Exercise task —
Only lines with the word "должны" are needed; collect each of them from the listing below.

Provided information —
..........

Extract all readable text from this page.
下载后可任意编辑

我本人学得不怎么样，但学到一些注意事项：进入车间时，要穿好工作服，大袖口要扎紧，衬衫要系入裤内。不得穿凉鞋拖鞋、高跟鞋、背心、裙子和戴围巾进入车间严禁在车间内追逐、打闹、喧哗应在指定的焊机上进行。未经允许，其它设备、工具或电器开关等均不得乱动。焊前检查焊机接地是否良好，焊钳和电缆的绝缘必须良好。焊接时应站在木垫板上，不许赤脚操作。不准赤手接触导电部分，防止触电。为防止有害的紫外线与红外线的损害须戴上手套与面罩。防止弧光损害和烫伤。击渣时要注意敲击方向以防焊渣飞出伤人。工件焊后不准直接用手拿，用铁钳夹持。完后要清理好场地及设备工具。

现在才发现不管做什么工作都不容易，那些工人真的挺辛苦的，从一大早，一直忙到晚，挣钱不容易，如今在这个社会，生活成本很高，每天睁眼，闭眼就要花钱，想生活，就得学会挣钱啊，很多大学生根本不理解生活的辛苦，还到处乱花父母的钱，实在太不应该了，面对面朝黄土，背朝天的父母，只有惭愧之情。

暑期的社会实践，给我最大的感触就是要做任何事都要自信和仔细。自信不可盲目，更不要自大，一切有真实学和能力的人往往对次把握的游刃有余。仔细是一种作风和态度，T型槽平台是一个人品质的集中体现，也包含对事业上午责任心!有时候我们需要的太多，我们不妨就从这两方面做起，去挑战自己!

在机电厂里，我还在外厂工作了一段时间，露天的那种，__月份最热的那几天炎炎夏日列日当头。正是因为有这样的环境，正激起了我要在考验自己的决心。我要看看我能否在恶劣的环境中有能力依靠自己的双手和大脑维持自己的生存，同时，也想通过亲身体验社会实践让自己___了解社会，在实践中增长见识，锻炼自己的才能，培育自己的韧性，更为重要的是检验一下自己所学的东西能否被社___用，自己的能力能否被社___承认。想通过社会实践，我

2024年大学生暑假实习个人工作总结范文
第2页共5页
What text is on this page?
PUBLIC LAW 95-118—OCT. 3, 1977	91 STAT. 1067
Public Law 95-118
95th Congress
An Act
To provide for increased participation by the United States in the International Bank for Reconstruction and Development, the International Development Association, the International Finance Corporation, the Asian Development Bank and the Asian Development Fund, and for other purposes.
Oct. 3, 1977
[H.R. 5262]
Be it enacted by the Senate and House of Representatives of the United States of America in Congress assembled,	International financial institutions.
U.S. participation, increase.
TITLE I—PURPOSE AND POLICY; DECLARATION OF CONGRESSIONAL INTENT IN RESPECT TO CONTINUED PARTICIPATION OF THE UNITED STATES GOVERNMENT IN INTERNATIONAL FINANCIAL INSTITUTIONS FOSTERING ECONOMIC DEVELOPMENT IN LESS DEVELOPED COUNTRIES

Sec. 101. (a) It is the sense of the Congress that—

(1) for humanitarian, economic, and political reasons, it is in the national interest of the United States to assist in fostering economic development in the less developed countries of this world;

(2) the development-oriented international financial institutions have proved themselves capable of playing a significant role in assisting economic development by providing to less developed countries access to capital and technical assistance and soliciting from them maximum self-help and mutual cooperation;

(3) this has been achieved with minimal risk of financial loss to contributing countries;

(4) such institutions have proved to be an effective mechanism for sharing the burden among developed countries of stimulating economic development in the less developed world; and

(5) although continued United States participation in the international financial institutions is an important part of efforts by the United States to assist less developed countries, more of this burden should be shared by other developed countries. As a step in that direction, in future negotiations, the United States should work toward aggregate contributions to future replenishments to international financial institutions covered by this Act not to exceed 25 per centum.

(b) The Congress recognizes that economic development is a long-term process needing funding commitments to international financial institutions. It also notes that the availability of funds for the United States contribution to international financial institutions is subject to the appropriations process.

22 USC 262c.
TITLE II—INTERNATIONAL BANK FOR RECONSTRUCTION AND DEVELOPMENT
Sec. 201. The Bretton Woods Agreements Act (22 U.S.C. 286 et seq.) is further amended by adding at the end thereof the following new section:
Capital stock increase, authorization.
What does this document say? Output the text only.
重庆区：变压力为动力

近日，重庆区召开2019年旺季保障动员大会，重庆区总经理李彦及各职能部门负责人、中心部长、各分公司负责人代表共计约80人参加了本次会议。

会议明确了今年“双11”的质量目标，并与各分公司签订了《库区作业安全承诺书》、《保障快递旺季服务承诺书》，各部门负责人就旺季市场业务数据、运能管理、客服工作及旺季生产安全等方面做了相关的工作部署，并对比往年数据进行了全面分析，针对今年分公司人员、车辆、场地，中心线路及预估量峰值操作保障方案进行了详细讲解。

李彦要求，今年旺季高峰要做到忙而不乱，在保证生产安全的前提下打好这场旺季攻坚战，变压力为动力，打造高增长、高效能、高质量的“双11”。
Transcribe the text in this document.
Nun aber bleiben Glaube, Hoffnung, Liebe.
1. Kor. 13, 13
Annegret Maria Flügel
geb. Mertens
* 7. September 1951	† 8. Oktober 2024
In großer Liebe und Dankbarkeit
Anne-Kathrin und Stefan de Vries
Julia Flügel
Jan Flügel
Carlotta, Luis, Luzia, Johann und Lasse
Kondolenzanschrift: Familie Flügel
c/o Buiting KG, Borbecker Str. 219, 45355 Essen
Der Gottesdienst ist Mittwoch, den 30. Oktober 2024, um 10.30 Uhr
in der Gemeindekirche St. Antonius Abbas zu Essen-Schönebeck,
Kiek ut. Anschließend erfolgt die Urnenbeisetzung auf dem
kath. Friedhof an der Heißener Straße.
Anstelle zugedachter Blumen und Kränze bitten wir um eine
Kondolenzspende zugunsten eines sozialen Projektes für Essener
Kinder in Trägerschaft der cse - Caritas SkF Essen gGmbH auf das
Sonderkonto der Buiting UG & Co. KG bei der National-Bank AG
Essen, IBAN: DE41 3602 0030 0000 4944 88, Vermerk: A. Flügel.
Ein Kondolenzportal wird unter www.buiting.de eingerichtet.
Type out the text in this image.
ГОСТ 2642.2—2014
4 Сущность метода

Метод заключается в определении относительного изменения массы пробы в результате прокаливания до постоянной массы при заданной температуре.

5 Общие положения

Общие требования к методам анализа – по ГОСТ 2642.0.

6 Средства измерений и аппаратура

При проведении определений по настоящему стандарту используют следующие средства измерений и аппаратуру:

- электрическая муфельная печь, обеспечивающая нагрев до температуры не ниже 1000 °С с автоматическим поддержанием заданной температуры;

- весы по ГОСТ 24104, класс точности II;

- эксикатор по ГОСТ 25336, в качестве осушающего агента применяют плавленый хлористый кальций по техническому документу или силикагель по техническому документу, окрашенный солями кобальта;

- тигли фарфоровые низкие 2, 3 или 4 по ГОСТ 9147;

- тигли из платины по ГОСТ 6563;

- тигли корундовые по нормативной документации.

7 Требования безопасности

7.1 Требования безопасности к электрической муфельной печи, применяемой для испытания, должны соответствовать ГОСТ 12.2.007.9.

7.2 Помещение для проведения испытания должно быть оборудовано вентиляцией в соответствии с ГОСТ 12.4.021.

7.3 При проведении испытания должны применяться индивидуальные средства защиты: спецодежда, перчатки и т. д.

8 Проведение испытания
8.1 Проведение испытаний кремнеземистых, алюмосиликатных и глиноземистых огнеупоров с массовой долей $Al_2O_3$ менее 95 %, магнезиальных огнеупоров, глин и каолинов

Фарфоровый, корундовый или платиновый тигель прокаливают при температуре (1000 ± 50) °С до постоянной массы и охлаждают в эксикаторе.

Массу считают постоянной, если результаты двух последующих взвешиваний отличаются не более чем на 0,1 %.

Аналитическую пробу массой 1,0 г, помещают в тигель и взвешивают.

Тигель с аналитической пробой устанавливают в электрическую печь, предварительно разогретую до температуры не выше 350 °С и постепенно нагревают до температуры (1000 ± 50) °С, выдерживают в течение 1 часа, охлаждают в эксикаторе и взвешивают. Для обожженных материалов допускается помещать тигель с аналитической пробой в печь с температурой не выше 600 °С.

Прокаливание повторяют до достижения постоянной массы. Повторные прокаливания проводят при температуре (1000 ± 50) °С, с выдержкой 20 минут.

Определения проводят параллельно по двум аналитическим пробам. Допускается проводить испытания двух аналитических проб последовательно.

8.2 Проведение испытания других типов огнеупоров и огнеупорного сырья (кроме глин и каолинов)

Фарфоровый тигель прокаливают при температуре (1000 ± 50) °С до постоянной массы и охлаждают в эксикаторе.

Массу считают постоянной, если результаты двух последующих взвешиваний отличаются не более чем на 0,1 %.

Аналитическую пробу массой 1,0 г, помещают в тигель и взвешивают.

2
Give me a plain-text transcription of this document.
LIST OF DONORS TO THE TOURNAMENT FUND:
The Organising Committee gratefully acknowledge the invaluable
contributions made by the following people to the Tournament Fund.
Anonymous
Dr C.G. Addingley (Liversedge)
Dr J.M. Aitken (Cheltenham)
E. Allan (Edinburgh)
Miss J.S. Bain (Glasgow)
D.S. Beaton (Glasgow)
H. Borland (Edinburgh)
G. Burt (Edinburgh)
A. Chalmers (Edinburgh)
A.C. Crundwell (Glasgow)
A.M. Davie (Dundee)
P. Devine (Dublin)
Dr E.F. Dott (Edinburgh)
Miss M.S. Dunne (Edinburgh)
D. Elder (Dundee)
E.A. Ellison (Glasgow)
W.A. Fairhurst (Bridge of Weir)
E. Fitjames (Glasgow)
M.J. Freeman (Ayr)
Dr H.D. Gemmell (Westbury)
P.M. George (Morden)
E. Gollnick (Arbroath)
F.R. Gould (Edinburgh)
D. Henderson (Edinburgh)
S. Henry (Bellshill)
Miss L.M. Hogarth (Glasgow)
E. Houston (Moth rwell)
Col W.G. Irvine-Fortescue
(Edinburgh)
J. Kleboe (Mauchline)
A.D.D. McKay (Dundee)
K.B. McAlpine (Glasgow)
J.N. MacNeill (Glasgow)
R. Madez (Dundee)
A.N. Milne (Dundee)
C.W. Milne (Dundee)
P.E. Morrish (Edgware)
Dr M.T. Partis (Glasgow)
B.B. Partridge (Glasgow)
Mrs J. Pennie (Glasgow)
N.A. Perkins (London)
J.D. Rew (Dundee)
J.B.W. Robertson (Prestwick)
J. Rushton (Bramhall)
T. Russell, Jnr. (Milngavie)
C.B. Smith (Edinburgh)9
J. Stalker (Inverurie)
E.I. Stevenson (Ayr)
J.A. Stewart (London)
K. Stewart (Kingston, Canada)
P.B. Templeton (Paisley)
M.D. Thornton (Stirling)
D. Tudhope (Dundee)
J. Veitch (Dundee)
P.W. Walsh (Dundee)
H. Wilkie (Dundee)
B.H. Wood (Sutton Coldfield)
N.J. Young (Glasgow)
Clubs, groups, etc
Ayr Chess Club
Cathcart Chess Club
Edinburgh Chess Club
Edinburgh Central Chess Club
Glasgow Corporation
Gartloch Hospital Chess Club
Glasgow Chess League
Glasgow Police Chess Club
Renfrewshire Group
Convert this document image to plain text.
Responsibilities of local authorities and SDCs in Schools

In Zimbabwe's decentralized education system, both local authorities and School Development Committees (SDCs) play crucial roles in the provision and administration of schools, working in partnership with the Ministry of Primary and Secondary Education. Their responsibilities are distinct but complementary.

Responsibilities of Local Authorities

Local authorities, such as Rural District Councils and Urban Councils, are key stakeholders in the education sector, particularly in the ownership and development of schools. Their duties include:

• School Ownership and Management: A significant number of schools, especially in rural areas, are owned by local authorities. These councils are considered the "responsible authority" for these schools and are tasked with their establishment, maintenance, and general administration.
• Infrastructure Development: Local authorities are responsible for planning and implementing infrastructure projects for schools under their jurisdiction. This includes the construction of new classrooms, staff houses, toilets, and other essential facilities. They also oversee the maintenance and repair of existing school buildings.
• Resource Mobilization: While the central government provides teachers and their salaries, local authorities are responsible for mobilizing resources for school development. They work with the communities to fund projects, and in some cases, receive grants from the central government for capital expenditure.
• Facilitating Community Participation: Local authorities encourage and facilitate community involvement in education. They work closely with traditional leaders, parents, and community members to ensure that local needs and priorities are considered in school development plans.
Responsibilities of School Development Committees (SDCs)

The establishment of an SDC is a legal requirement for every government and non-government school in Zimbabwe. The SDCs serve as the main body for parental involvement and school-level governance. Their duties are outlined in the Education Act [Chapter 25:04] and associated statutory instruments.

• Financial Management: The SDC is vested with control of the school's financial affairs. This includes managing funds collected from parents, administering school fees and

..........

Written response —
7.1 Требования безопасности к электрической муфельной печи, применяемой для испытания, должны соответствовать ГОСТ 12.2.007.9.
7.3 При проведении испытания должны применяться индивидуальные средства защиты: спецодежда, перчатки и т. д.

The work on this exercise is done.